Stored records:
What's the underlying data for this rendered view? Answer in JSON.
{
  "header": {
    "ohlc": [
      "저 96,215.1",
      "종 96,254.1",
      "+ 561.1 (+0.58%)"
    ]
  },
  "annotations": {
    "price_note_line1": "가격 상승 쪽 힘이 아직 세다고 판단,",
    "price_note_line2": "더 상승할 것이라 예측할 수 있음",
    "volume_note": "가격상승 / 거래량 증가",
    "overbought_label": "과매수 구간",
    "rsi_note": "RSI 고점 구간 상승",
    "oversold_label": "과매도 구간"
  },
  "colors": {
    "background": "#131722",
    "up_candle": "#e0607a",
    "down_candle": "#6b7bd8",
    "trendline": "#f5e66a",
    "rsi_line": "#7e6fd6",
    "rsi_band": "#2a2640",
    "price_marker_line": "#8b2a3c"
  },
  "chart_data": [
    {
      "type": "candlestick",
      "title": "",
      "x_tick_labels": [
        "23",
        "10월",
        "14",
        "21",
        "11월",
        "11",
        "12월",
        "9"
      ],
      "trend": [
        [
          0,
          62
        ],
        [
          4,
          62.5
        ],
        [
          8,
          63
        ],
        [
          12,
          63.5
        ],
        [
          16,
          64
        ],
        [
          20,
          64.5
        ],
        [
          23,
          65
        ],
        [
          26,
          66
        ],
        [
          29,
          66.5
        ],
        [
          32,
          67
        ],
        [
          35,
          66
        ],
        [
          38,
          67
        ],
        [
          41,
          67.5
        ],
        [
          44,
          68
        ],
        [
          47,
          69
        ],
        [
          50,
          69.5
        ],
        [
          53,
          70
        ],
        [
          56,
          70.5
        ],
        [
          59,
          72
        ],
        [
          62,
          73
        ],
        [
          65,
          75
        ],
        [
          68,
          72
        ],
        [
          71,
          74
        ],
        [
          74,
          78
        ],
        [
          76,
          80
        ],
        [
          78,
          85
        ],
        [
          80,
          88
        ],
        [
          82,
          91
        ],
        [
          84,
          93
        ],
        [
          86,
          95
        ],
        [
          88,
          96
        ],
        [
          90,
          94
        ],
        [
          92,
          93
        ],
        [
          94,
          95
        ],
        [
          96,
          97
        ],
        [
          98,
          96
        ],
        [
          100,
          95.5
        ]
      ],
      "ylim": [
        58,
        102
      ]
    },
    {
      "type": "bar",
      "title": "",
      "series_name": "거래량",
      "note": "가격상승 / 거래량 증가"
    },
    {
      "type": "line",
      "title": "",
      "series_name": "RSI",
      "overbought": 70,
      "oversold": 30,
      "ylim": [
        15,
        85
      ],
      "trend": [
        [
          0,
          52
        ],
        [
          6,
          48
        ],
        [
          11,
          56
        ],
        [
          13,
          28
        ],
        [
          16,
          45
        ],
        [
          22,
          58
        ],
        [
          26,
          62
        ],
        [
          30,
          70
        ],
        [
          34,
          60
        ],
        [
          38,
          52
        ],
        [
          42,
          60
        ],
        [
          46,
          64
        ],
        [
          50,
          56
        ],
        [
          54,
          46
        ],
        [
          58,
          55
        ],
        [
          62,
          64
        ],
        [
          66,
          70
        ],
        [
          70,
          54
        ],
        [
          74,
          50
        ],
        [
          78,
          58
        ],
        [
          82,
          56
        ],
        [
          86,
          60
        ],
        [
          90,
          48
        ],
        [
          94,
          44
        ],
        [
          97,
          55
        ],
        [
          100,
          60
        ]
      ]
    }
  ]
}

*WHAT THE TASK ASKS*:
Write the material out exactly, with nothing left out.

*SOLUTION TO THIS EXERCISE*:
What's the underlying data for this rendered view? Answer in JSON.
{
  "header": {
    "ohlc": [
      "저 96,215.1",
      "종 96,254.1",
      "+ 561.1 (+0.58%)"
    ]
  },
  "annotations": {
    "price_note_line1": "가격 상승 쪽 힘이 아직 세다고 판단,",
    "price_note_line2": "더 상승할 것이라 예측할 수 있음",
    "volume_note": "가격상승 / 거래량 증가",
    "overbought_label": "과매수 구간",
    "rsi_note": "RSI 고점 구간 상승",
    "oversold_label": "과매도 구간"
  },
  "colors": {
    "background": "#131722",
    "up_candle": "#e0607a",
    "down_candle": "#6b7bd8",
    "trendline": "#f5e66a",
    "rsi_line": "#7e6fd6",
    "rsi_band": "#2a2640",
    "price_marker_line": "#8b2a3c"
  },
  "chart_data": [
    {
      "type": "candlestick",
      "title": "",
      "x_tick_labels": [
        "23",
        "10월",
        "14",
        "21",
        "11월",
        "11",
        "12월",
        "9"
      ],
      "trend": [
        [
          0,
          62
        ],
        [
          4,
          62.5
        ],
        [
          8,
          63
        ],
        [
          12,
          63.5
        ],
        [
          16,
          64
        ],
        [
          20,
          64.5
        ],
        [
          23,
          65
        ],
        [
          26,
          66
        ],
        [
          29,
          66.5
        ],
        [
          32,
          67
        ],
        [
          35,
          66
        ],
        [
          38,
          67
        ],
        [
          41,
          67.5
        ],
        [
          44,
          68
        ],
        [
          47,
          69
        ],
        [
          50,
          69.5
        ],
        [
          53,
          70
        ],
        [
          56,
          70.5
        ],
        [
          59,
          72
        ],
        [
          62,
          73
        ],
        [
          65,
          75
        ],
        [
          68,
          72
        ],
        [
          71,
          74
        ],
        [
          74,
          78
        ],
        [
          76,
          80
        ],
        [
          78,
          85
        ],
        [
          80,
          88
        ],
        [
          82,
          91
        ],
        [
          84,
          93
        ],
        [
          86,
          95
        ],
        [
          88,
          96
        ],
        [
          90,
          94
        ],
        [
          92,
          93
        ],
        [
          94,
          95
        ],
        [
          96,
          97
        ],
        [
          98,
          96
        ],
        [
          100,
          95.5
        ]
      ],
      "ylim": [
        58,
        102
      ]
    },
    {
      "type": "bar",
      "title": "",
      "series_name": "거래량",
      "note": "가격상승 / 거래량 증가"
    },
    {
      "type": "line",
      "title": "",
      "series_name": "RSI",
      "overbought": 70,
      "oversold": 30,
      "ylim": [
        15,
        85
      ],
      "trend": [
        [
          0,
          52
        ],
        [
          6,
          48
        ],
        [
          11,
          56
        ],
        [
          13,
          28
        ],
        [
          16,
          45
        ],
        [
          22,
          58
        ],
        [
          26,
          62
        ],
        [
          30,
          70
        ],
        [
          34,
          60
        ],
        [
          38,
          52
        ],
        [
          42,
          60
        ],
        [
          46,
          64
        ],
        [
          50,
          56
        ],
        [
          54,
          46
        ],
        [
          58,
          55
        ],
        [
          62,
          64
        ],
        [
          66,
          70
        ],
        [
          70,
          54
        ],
        [
          74,
          50
        ],
        [
          78,
          58
        ],
        [
          82,
          56
        ],
        [
          86,
          60
        ],
        [
          90,
          48
        ],
        [
          94,
          44
        ],
        [
          97,
          55
        ],
        [
          100,
          60
        ]
      ]
    }
  ]
}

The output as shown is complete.